DATA
--------------------

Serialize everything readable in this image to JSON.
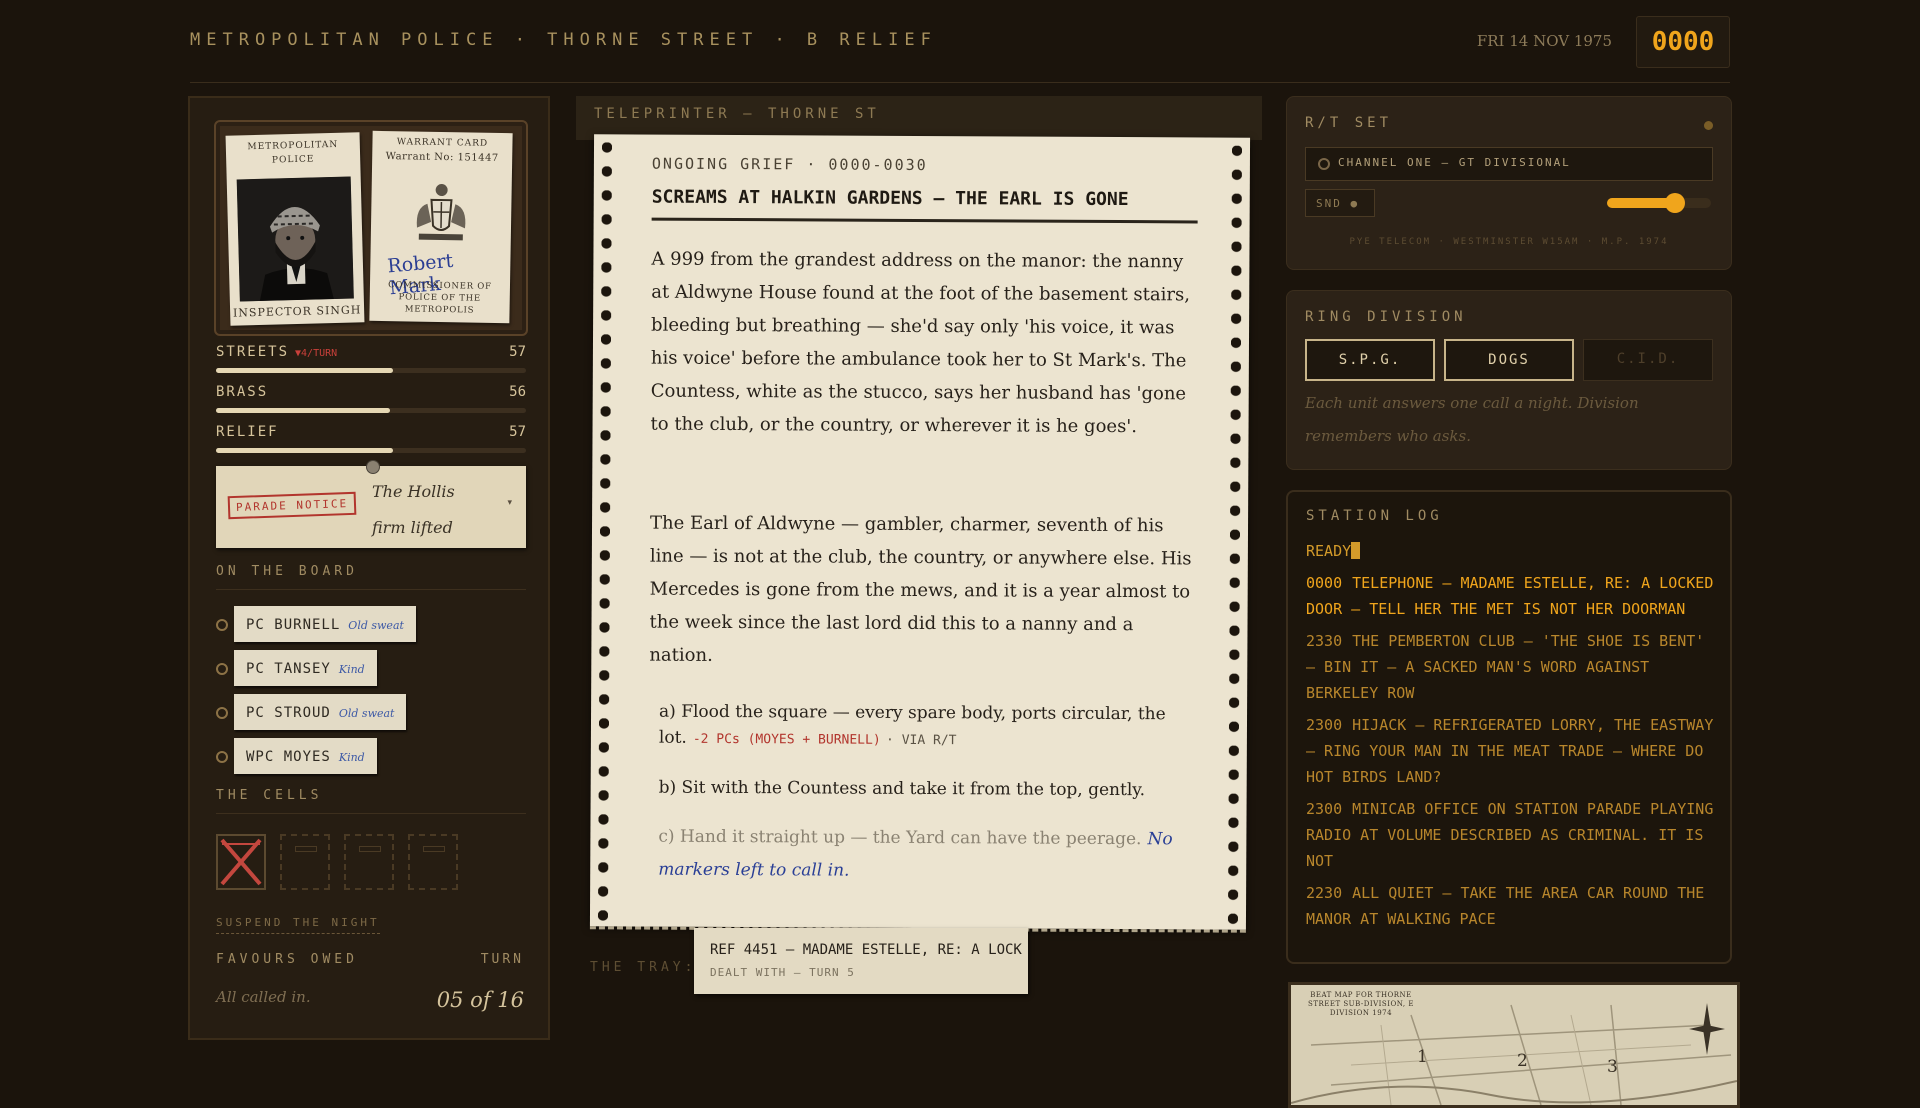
{
  "header": {
    "title": "METROPOLITAN POLICE · THORNE STREET · B RELIEF",
    "date": "FRI 14 NOV 1975",
    "clock": "0000"
  },
  "id_card": {
    "left_org": "METROPOLITAN POLICE",
    "officer_name": "INSPECTOR SINGH",
    "warrant_title": "WARRANT CARD",
    "warrant_no": "Warrant No: 151447",
    "signature": "Robert Mark",
    "commissioner": "COMMISSIONER OF POLICE OF THE METROPOLIS"
  },
  "stats": [
    {
      "label": "STREETS",
      "trend": "▼4/TURN",
      "value": 57
    },
    {
      "label": "BRASS",
      "trend": "",
      "value": 56
    },
    {
      "label": "RELIEF",
      "trend": "",
      "value": 57
    }
  ],
  "parade_notice": {
    "stamp": "PARADE NOTICE",
    "text": "The Hollis firm lifted",
    "caret": "▾"
  },
  "board": {
    "label": "ON THE BOARD",
    "officers": [
      {
        "name": "PC BURNELL",
        "trait": "Old sweat"
      },
      {
        "name": "PC TANSEY",
        "trait": "Kind"
      },
      {
        "name": "PC STROUD",
        "trait": "Old sweat"
      },
      {
        "name": "WPC MOYES",
        "trait": "Kind"
      }
    ]
  },
  "cells": {
    "label": "THE CELLS",
    "slots": [
      "crossed",
      "empty",
      "empty",
      "empty"
    ]
  },
  "footer_left": {
    "suspend": "SUSPEND THE NIGHT",
    "favours_label": "FAVOURS OWED",
    "turn_label": "TURN",
    "favours_value": "All called in.",
    "turn_value": "05 of 16"
  },
  "teleprinter": {
    "title": "TELEPRINTER — THORNE ST",
    "ref": "ONGOING GRIEF · 0000-0030",
    "headline": "SCREAMS AT HALKIN GARDENS — THE EARL IS GONE",
    "para1": "A 999 from the grandest address on the manor: the nanny at Aldwyne House found at the foot of the basement stairs, bleeding but breathing — she'd say only 'his voice, it was his voice' before the ambulance took her to St Mark's. The Countess, white as the stucco, says her husband has 'gone to the club, or the country, or wherever it is he goes'.",
    "para2": "The Earl of Aldwyne — gambler, charmer, seventh of his line — is not at the club, the country, or anywhere else. His Mercedes is gone from the mews, and it is a year almost to the week since the last lord did this to a nanny and a nation.",
    "option_a": "a) Flood the square — every spare body, ports circular, the lot.",
    "option_a_cost": "-2 PCs (MOYES + BURNELL)",
    "option_a_via": "· VIA R/T",
    "option_b": "b) Sit with the Countess and take it from the top, gently.",
    "option_c": "c) Hand it straight up — the Yard can have the peerage.",
    "option_c_note": "No markers left to call in."
  },
  "tray": {
    "label": "THE TRAY:",
    "ref": "REF 4451 — MADAME ESTELLE, RE: A LOCK",
    "status": "DEALT WITH — TURN 5"
  },
  "rt_set": {
    "title": "R/T SET",
    "channel": "CHANNEL ONE — GT DIVISIONAL",
    "snd": "SND ●",
    "volume": 0.65,
    "maker": "PYE TELECOM · WESTMINSTER W15AM · M.P. 1974"
  },
  "ring_division": {
    "title": "RING DIVISION",
    "buttons": [
      "S.P.G.",
      "DOGS",
      "C.I.D."
    ],
    "note": "Each unit answers one call a night. Division remembers who asks."
  },
  "station_log": {
    "title": "STATION LOG",
    "ready": "READY",
    "entries": [
      {
        "time": "0000",
        "text": "TELEPHONE — MADAME ESTELLE, RE: A LOCKED DOOR — TELL HER THE MET IS NOT HER DOORMAN",
        "current": true
      },
      {
        "time": "2330",
        "text": "THE PEMBERTON CLUB — 'THE SHOE IS BENT' — BIN IT — A SACKED MAN'S WORD AGAINST BERKELEY ROW",
        "current": false
      },
      {
        "time": "2300",
        "text": "HIJACK — REFRIGERATED LORRY, THE EASTWAY — RING YOUR MAN IN THE MEAT TRADE — WHERE DO HOT BIRDS LAND?",
        "current": false
      },
      {
        "time": "2300",
        "text": "MINICAB OFFICE ON STATION PARADE PLAYING RADIO AT VOLUME DESCRIBED AS CRIMINAL. IT IS NOT",
        "current": false
      },
      {
        "time": "2230",
        "text": "ALL QUIET — TAKE THE AREA CAR ROUND THE MANOR AT WALKING PACE",
        "current": false
      }
    ]
  },
  "map": {
    "caption": "BEAT MAP FOR THORNE STREET SUB-DIVISION, E DIVISION 1974",
    "beats": [
      "1",
      "2",
      "3"
    ]
  }
}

--------------------

TASK DESCRIPTION
Without any of the pictures, set the entries down again exactly as written.

ANSWER BELOW
Serialize everything readable in this image to JSON.
{
  "header": {
    "title": "METROPOLITAN POLICE · THORNE STREET · B RELIEF",
    "date": "FRI 14 NOV 1975",
    "clock": "0000"
  },
  "id_card": {
    "left_org": "METROPOLITAN POLICE",
    "officer_name": "INSPECTOR SINGH",
    "warrant_title": "WARRANT CARD",
    "warrant_no": "Warrant No: 151447",
    "signature": "Robert Mark",
    "commissioner": "COMMISSIONER OF POLICE OF THE METROPOLIS"
  },
  "stats": [
    {
      "label": "STREETS",
      "trend": "▼4/TURN",
      "value": 57
    },
    {
      "label": "BRASS",
      "trend": "",
      "value": 56
    },
    {
      "label": "RELIEF",
      "trend": "",
      "value": 57
    }
  ],
  "parade_notice": {
    "stamp": "PARADE NOTICE",
    "text": "The Hollis firm lifted",
    "caret": "▾"
  },
  "board": {
    "label": "ON THE BOARD",
    "officers": [
      {
        "name": "PC BURNELL",
        "trait": "Old sweat"
      },
      {
        "name": "PC TANSEY",
        "trait": "Kind"
      },
      {
        "name": "PC STROUD",
        "trait": "Old sweat"
      },
      {
        "name": "WPC MOYES",
        "trait": "Kind"
      }
    ]
  },
  "cells": {
    "label": "THE CELLS",
    "slots": [
      "crossed",
      "empty",
      "empty",
      "empty"
    ]
  },
  "footer_left": {
    "suspend": "SUSPEND THE NIGHT",
    "favours_label": "FAVOURS OWED",
    "turn_label": "TURN",
    "favours_value": "All called in.",
    "turn_value": "05 of 16"
  },
  "teleprinter": {
    "title": "TELEPRINTER — THORNE ST",
    "ref": "ONGOING GRIEF · 0000-0030",
    "headline": "SCREAMS AT HALKIN GARDENS — THE EARL IS GONE",
    "para1": "A 999 from the grandest address on the manor: the nanny at Aldwyne House found at the foot of the basement stairs, bleeding but breathing — she'd say only 'his voice, it was his voice' before the ambulance took her to St Mark's. The Countess, white as the stucco, says her husband has 'gone to the club, or the country, or wherever it is he goes'.",
    "para2": "The Earl of Aldwyne — gambler, charmer, seventh of his line — is not at the club, the country, or anywhere else. His Mercedes is gone from the mews, and it is a year almost to the week since the last lord did this to a nanny and a nation.",
    "option_a": "a) Flood the square — every spare body, ports circular, the lot.",
    "option_a_cost": "-2 PCs (MOYES + BURNELL)",
    "option_a_via": "· VIA R/T",
    "option_b": "b) Sit with the Countess and take it from the top, gently.",
    "option_c": "c) Hand it straight up — the Yard can have the peerage.",
    "option_c_note": "No markers left to call in."
  },
  "tray": {
    "label": "THE TRAY:",
    "ref": "REF 4451 — MADAME ESTELLE, RE: A LOCK",
    "status": "DEALT WITH — TURN 5"
  },
  "rt_set": {
    "title": "R/T SET",
    "channel": "CHANNEL ONE — GT DIVISIONAL",
    "snd": "SND ●",
    "volume": 0.65,
    "maker": "PYE TELECOM · WESTMINSTER W15AM · M.P. 1974"
  },
  "ring_division": {
    "title": "RING DIVISION",
    "buttons": [
      "S.P.G.",
      "DOGS",
      "C.I.D."
    ],
    "note": "Each unit answers one call a night. Division remembers who asks."
  },
  "station_log": {
    "title": "STATION LOG",
    "ready": "READY",
    "entries": [
      {
        "time": "0000",
        "text": "TELEPHONE — MADAME ESTELLE, RE: A LOCKED DOOR — TELL HER THE MET IS NOT HER DOORMAN",
        "current": true
      },
      {
        "time": "2330",
        "text": "THE PEMBERTON CLUB — 'THE SHOE IS BENT' — BIN IT — A SACKED MAN'S WORD AGAINST BERKELEY ROW",
        "current": false
      },
      {
        "time": "2300",
        "text": "HIJACK — REFRIGERATED LORRY, THE EASTWAY — RING YOUR MAN IN THE MEAT TRADE — WHERE DO HOT BIRDS LAND?",
        "current": false
      },
      {
        "time": "2300",
        "text": "MINICAB OFFICE ON STATION PARADE PLAYING RADIO AT VOLUME DESCRIBED AS CRIMINAL. IT IS NOT",
        "current": false
      },
      {
        "time": "2230",
        "text": "ALL QUIET — TAKE THE AREA CAR ROUND THE MANOR AT WALKING PACE",
        "current": false
      }
    ]
  },
  "map": {
    "caption": "BEAT MAP FOR THORNE STREET SUB-DIVISION, E DIVISION 1974",
    "beats": [
      "1",
      "2",
      "3"
    ]
  }
}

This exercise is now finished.